• [Exercise]
Copy every line from the records below that holds the word "distance".
====================
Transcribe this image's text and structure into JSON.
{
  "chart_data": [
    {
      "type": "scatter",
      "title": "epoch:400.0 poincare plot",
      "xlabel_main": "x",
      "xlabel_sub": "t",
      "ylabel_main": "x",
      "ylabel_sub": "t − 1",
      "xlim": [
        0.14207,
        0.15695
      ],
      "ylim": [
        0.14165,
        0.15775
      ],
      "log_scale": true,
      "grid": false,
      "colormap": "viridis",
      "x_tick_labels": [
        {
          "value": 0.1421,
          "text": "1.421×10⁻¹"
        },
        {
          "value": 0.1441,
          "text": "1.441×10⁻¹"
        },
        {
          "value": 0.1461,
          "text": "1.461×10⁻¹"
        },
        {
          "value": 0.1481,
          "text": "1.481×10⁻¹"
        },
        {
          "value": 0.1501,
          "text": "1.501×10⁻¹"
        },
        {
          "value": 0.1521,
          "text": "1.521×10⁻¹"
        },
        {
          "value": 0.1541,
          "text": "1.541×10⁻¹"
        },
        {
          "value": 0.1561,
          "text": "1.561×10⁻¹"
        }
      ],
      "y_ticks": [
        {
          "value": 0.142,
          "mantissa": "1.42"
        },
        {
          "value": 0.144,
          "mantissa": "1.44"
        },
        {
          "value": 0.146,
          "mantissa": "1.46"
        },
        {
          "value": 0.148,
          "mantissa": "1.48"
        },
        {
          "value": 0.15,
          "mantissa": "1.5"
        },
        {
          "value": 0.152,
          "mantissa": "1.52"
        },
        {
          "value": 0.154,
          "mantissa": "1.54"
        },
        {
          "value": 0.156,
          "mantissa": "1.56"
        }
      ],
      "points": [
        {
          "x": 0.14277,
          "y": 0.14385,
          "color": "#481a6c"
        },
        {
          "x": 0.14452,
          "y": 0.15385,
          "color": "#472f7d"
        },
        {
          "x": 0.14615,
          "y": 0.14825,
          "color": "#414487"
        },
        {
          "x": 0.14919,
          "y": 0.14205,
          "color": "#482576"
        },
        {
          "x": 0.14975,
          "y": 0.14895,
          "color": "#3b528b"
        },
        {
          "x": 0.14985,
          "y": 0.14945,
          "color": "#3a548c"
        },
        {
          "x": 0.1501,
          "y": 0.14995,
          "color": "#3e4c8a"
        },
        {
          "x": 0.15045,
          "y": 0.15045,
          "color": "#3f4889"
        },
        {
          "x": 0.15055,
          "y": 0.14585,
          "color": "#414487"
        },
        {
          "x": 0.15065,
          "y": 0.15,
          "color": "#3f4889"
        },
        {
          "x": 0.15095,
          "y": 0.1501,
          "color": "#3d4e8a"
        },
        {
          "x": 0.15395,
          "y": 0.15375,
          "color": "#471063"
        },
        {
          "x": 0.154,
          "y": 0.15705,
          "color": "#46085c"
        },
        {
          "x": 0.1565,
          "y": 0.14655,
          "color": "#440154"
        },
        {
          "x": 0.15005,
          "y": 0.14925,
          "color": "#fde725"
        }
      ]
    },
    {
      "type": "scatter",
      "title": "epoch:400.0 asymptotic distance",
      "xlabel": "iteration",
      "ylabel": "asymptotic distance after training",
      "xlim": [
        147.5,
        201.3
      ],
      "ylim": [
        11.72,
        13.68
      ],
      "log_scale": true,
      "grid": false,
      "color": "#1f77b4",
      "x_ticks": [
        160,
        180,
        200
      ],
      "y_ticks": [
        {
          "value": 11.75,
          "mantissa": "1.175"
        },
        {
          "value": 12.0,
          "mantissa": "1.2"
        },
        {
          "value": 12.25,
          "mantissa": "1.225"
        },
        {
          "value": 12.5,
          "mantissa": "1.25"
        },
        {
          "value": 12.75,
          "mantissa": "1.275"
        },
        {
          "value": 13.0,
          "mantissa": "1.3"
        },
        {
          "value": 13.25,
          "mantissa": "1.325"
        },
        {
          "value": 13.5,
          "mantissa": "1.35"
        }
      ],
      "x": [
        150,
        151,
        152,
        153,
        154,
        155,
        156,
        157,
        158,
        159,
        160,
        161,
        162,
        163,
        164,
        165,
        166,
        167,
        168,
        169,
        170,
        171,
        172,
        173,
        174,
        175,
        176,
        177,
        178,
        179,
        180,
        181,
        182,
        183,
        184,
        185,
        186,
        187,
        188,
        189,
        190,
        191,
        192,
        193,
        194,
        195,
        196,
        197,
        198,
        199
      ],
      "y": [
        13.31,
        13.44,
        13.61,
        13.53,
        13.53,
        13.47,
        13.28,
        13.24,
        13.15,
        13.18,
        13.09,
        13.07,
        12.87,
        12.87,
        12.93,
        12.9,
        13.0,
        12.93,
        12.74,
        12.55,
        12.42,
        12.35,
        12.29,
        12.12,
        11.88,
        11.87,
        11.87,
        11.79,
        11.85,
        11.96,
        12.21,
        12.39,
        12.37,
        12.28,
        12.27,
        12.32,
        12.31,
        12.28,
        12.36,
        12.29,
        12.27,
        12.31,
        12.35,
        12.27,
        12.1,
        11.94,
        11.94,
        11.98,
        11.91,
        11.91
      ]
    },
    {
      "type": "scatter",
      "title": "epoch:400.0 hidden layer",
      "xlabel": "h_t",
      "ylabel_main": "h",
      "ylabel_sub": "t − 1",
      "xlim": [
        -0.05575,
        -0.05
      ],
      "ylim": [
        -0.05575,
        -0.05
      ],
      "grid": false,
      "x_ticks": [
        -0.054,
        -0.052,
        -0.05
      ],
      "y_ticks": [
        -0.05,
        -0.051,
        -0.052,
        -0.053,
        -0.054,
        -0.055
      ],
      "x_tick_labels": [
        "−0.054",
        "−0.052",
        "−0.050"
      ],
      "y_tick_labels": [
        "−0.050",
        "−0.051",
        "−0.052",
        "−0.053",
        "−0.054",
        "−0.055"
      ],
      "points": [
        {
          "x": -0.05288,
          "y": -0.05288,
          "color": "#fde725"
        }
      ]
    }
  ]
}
====================
• [Solution to this exercise]
      "title": "epoch:400.0 asymptotic distance",
      "ylabel": "asymptotic distance after training",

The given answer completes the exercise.